Description of the task
Which lines of the records contain "text"? Collect every one of them.

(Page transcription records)
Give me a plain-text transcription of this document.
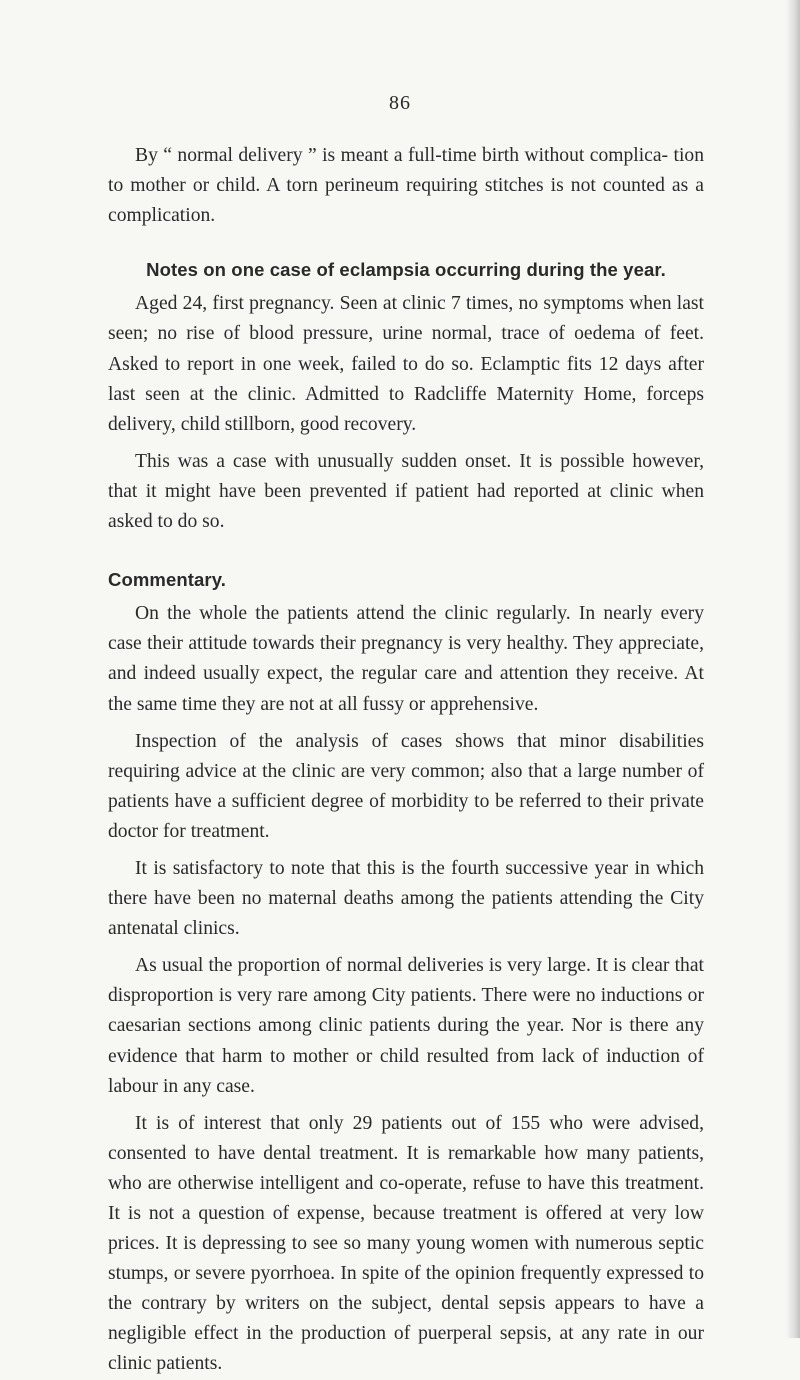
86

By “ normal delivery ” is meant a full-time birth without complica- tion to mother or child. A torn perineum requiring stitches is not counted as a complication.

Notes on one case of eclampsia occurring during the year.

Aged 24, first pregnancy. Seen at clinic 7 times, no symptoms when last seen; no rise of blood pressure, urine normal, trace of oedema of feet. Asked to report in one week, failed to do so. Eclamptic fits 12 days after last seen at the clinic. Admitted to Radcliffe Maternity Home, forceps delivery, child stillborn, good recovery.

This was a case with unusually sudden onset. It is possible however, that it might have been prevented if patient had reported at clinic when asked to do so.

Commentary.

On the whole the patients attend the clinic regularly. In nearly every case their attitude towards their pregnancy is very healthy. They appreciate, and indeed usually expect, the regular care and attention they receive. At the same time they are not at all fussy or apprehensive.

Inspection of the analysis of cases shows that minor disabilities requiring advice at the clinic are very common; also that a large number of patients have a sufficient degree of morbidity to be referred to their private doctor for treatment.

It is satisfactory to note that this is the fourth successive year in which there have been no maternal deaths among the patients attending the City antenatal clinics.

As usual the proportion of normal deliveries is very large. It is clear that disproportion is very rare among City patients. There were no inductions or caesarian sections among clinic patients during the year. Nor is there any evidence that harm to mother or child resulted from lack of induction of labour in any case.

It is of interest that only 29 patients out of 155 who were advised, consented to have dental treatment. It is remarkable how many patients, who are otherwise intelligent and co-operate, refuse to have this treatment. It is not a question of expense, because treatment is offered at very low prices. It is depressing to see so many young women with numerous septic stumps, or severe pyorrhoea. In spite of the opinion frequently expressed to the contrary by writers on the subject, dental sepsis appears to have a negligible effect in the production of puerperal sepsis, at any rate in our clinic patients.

* * *

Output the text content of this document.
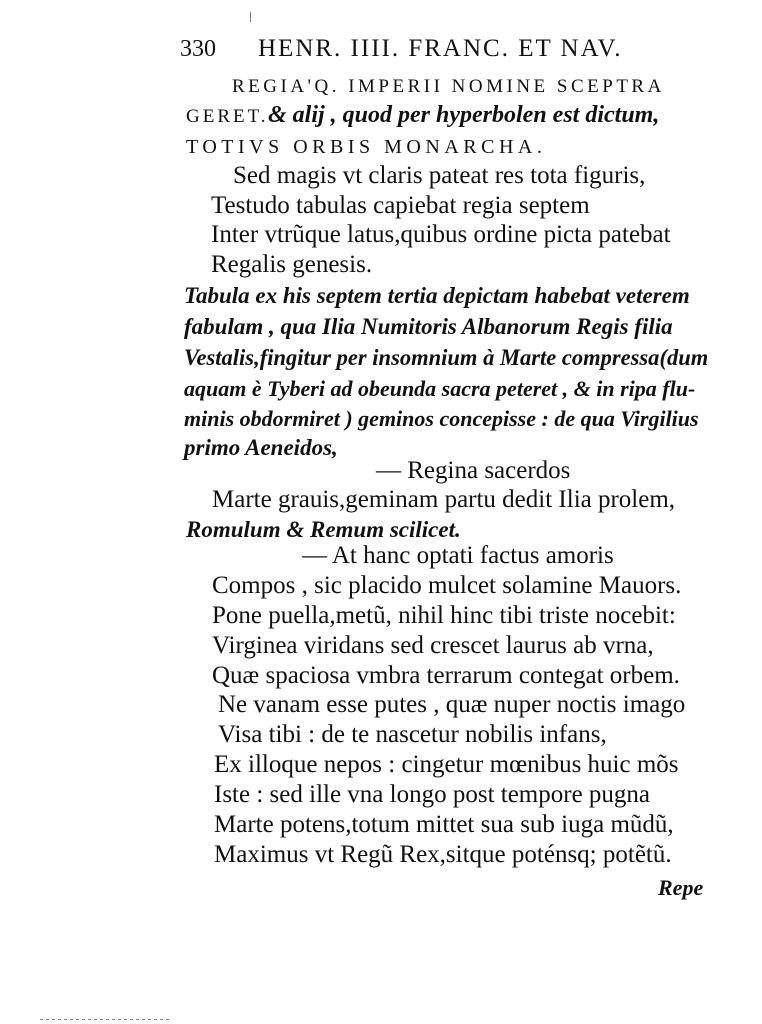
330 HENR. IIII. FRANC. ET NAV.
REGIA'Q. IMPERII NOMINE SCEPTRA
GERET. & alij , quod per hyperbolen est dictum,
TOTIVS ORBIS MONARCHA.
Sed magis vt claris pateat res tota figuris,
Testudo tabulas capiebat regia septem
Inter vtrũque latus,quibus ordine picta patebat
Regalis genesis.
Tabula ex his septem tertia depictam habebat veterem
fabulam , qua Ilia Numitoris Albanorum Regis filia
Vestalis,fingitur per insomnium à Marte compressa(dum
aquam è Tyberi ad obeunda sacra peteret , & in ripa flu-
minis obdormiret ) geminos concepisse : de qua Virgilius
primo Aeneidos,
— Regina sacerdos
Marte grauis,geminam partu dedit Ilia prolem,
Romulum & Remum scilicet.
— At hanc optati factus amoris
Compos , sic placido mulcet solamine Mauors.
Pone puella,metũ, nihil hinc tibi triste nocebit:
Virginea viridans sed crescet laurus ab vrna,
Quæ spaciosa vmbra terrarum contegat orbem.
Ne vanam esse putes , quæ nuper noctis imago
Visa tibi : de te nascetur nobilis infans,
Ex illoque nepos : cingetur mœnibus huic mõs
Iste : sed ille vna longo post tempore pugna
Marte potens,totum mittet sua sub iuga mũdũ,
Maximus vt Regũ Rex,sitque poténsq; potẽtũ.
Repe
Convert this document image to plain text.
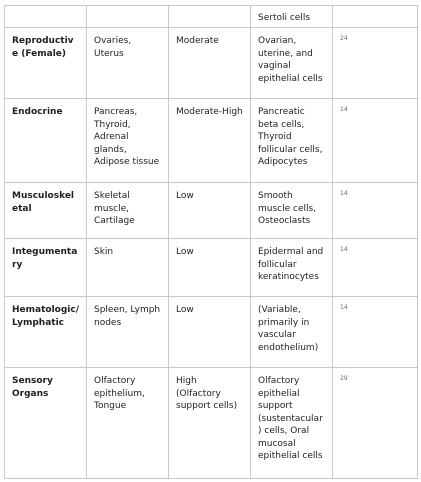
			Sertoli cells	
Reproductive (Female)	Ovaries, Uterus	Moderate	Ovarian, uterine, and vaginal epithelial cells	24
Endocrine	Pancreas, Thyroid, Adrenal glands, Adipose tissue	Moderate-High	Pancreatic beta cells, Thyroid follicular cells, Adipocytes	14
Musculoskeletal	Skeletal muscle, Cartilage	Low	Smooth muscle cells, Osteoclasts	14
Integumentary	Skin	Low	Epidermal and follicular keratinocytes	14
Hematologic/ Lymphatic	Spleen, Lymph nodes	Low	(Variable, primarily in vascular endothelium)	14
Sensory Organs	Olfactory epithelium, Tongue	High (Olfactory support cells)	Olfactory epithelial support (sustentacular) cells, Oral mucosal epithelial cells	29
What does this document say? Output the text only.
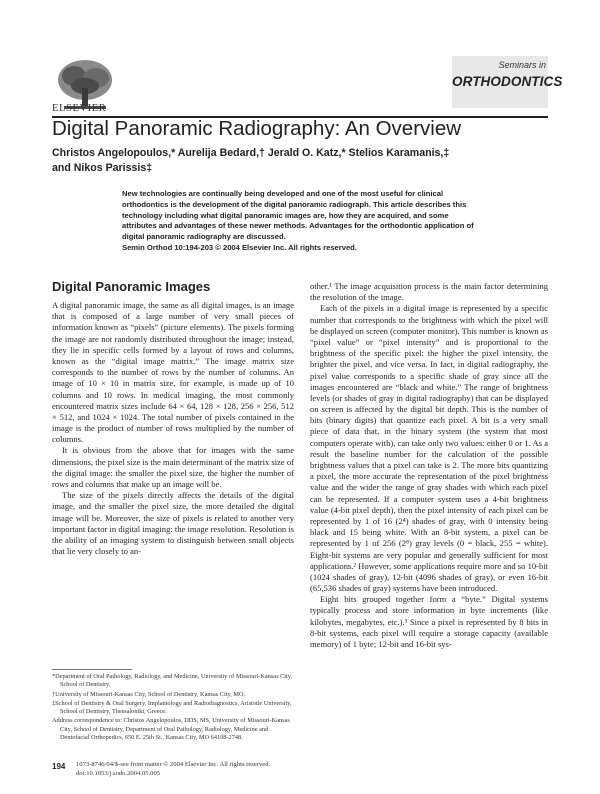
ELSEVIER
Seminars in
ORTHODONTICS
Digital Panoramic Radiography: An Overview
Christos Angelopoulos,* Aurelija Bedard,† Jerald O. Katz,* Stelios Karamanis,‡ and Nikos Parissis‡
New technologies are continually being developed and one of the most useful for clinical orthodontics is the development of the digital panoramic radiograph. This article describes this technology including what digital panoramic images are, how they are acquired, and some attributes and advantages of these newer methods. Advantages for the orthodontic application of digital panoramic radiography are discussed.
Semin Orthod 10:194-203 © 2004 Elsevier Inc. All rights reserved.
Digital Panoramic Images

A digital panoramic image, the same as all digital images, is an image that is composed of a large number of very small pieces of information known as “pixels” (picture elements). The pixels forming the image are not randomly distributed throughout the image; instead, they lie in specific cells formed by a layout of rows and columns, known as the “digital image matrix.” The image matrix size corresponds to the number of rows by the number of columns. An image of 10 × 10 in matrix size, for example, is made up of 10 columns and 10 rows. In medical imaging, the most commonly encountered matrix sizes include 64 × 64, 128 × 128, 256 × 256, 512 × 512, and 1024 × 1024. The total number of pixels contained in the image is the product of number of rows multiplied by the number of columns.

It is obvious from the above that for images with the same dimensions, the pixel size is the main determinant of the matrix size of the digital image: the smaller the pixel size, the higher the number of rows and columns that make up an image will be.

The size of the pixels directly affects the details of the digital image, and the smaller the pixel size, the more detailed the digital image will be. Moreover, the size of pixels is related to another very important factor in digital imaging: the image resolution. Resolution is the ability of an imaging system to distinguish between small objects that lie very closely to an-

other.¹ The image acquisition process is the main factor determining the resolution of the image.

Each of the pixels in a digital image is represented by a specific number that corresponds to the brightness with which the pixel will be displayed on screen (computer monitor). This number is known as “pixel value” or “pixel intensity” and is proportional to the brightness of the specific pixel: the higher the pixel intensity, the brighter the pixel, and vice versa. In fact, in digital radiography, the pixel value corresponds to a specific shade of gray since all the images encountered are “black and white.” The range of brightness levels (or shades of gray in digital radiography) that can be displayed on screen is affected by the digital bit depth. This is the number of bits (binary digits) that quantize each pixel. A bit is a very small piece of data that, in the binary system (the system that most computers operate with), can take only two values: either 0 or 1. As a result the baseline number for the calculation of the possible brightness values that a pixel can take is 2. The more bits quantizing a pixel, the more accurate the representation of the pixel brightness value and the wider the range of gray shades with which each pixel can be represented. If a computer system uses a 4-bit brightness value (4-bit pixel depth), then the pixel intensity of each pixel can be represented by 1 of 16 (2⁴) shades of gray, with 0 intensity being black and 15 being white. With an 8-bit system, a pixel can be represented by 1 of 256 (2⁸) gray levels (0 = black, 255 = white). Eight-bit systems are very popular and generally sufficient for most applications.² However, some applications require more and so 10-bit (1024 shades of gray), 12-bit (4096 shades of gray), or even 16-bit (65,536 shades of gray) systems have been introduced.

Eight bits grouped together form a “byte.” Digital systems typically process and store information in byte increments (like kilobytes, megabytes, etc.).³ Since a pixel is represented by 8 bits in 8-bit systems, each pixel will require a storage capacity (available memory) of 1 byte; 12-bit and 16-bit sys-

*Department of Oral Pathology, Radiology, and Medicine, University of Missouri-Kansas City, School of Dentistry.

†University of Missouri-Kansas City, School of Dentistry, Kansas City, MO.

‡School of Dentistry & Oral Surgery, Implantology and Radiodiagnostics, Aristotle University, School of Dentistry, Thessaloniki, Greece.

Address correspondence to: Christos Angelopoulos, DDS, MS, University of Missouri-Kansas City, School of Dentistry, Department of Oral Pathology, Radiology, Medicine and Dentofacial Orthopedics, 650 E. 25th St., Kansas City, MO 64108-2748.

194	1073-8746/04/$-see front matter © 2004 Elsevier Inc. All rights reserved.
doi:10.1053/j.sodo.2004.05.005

Answer to this task
Give me a plain-text transcription of this document.
Output the text content of this document.
Convert this document image to plain text.
What does this document say? Output the text only.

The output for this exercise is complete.